• **WHAT IS BEING ASKED**
Express as a numbered list the lines from the one containing "List UI elements" through the one containing "npc-list-item[interactable]: Street Thug", inclusive, omitting blank lines and pictures.

• **SUPPLIED MATERIAL**
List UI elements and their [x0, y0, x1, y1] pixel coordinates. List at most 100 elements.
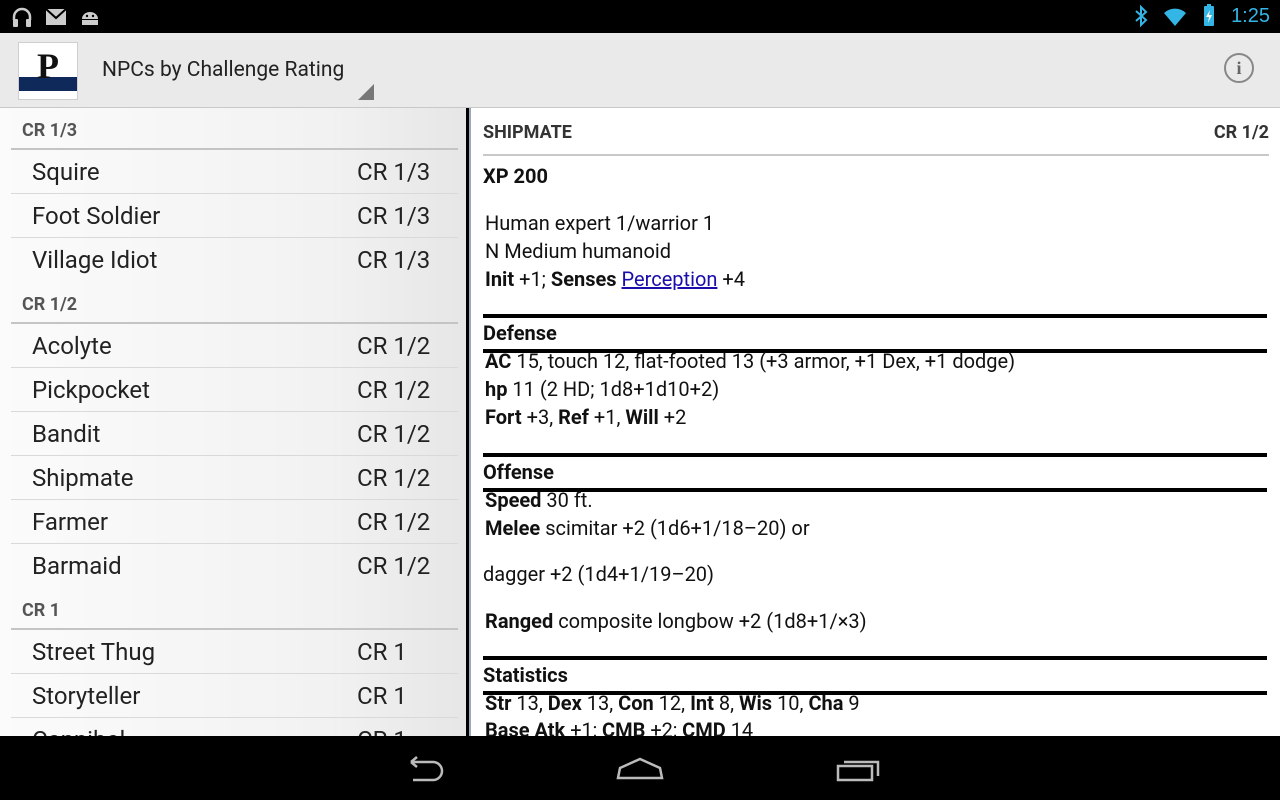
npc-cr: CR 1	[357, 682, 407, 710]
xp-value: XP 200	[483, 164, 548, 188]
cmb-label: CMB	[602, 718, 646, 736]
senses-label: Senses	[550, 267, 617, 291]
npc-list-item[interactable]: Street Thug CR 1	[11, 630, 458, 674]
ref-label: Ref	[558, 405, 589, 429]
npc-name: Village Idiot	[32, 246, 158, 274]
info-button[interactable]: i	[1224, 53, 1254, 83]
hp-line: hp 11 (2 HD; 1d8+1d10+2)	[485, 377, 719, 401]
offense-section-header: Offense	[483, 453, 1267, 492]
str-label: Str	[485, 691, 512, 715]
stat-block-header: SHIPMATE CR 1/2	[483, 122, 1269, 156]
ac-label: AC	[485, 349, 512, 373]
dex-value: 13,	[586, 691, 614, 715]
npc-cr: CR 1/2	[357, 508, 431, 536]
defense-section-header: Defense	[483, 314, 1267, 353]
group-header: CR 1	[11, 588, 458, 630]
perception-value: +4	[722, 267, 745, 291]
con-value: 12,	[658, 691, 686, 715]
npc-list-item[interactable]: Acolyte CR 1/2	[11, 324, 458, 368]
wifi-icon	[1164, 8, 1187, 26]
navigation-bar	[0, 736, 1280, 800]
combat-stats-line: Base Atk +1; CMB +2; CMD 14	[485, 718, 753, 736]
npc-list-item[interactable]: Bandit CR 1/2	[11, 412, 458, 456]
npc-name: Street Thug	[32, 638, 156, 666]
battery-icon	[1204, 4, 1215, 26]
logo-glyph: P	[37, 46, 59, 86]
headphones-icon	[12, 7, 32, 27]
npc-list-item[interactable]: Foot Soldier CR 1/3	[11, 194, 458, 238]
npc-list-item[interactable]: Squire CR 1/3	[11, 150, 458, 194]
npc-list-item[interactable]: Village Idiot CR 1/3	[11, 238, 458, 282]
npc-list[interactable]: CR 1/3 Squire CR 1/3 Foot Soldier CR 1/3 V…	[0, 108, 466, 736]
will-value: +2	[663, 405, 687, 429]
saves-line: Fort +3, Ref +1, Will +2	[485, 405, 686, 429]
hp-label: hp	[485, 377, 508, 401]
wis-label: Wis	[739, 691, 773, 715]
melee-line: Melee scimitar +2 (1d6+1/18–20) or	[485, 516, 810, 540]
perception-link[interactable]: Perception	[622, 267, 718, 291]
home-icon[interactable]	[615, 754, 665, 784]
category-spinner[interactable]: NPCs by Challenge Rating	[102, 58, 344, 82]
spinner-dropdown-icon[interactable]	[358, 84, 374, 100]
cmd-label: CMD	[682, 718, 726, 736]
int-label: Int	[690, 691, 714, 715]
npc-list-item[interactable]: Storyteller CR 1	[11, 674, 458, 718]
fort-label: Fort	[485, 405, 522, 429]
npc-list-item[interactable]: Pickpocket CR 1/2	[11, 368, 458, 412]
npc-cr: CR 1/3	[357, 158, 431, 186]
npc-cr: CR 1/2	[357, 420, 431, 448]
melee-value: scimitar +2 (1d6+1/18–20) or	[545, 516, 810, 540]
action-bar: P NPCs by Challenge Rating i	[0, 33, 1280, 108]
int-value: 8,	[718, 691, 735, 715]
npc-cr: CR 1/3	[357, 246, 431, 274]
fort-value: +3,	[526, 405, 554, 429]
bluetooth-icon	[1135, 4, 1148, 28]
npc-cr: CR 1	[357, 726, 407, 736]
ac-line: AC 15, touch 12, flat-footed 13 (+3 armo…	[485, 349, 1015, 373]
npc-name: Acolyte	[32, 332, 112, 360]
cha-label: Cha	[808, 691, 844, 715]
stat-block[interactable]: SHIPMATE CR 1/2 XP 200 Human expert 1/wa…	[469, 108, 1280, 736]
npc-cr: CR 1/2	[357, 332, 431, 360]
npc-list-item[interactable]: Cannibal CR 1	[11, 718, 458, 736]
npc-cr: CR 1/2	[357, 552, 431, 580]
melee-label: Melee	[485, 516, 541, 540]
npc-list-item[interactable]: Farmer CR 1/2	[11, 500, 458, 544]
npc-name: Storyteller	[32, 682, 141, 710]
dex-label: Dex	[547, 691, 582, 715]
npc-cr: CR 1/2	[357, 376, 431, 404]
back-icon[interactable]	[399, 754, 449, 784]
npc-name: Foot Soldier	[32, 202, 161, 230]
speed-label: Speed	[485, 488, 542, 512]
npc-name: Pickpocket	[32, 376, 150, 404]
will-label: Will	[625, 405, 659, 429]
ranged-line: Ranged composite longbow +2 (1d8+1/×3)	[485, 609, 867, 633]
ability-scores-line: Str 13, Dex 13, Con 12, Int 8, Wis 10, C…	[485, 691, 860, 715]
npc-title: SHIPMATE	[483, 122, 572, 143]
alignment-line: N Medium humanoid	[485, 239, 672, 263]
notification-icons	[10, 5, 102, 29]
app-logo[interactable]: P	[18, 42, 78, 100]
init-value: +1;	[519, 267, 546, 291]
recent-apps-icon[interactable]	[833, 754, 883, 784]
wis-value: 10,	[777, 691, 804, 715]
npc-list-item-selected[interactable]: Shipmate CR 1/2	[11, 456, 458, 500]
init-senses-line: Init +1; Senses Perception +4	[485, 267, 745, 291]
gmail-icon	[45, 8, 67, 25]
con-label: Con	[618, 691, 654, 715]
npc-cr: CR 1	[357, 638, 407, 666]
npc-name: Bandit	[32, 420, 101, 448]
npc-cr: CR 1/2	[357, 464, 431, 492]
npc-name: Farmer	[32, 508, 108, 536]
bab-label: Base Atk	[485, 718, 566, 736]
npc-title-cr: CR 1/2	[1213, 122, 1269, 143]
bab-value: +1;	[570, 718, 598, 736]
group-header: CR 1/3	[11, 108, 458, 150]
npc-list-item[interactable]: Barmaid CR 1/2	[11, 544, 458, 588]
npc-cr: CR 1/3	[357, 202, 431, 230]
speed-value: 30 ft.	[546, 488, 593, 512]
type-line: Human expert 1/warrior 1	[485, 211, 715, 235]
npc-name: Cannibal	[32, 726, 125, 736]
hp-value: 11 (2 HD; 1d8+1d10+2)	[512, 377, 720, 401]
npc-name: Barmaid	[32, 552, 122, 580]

--

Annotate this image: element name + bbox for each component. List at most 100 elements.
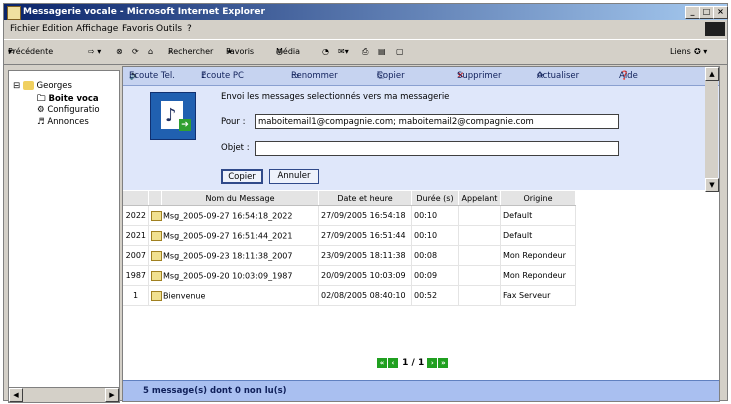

• **SOLUTION TO THE PROBLEM**
1. List UI elements and their [x0, y0, x1, y1] pixel coordinates. List at most 100 elements.
2. npc-cr: CR 1	[357, 682, 407, 710]
3. xp-value: XP 200	[483, 164, 548, 188]
4. cmb-label: CMB	[602, 718, 646, 736]
5. senses-label: Senses	[550, 267, 617, 291]
6. npc-list-item[interactable]: Street Thug CR 1	[11, 630, 458, 674]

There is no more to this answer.